## Description of the task
Each record below should appear again exactly as written.

[Begin Information given]

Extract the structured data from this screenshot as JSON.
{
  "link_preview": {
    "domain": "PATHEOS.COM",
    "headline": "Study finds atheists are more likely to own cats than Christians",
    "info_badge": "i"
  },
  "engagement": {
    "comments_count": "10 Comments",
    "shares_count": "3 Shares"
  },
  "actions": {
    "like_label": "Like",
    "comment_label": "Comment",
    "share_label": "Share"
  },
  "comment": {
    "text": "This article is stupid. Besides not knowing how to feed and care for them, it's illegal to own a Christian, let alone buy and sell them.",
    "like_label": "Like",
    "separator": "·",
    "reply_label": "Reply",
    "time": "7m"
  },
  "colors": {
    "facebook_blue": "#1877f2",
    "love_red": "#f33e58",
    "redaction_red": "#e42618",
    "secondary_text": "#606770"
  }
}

[End Information given]

## Result for this task
Extract the structured data from this screenshot as JSON.
{
  "link_preview": {
    "domain": "PATHEOS.COM",
    "headline": "Study finds atheists are more likely to own cats than Christians",
    "info_badge": "i"
  },
  "engagement": {
    "comments_count": "10 Comments",
    "shares_count": "3 Shares"
  },
  "actions": {
    "like_label": "Like",
    "comment_label": "Comment",
    "share_label": "Share"
  },
  "comment": {
    "text": "This article is stupid. Besides not knowing how to feed and care for them, it's illegal to own a Christian, let alone buy and sell them.",
    "like_label": "Like",
    "separator": "·",
    "reply_label": "Reply",
    "time": "7m"
  },
  "colors": {
    "facebook_blue": "#1877f2",
    "love_red": "#f33e58",
    "redaction_red": "#e42618",
    "secondary_text": "#606770"
  }
}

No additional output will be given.